» **Requirement**:
Look at each line of the records and count those with "Signore" in them. Please answer with the count alone.

▼

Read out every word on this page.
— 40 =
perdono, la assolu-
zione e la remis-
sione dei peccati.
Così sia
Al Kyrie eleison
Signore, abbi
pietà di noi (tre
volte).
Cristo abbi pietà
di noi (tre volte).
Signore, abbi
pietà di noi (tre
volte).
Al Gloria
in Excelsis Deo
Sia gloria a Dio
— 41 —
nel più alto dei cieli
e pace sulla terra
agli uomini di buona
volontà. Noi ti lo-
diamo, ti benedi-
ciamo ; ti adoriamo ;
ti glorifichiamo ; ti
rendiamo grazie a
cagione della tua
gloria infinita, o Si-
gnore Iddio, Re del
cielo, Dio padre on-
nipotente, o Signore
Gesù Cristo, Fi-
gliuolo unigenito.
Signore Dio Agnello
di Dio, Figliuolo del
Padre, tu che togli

▲

» **Correct result**:
4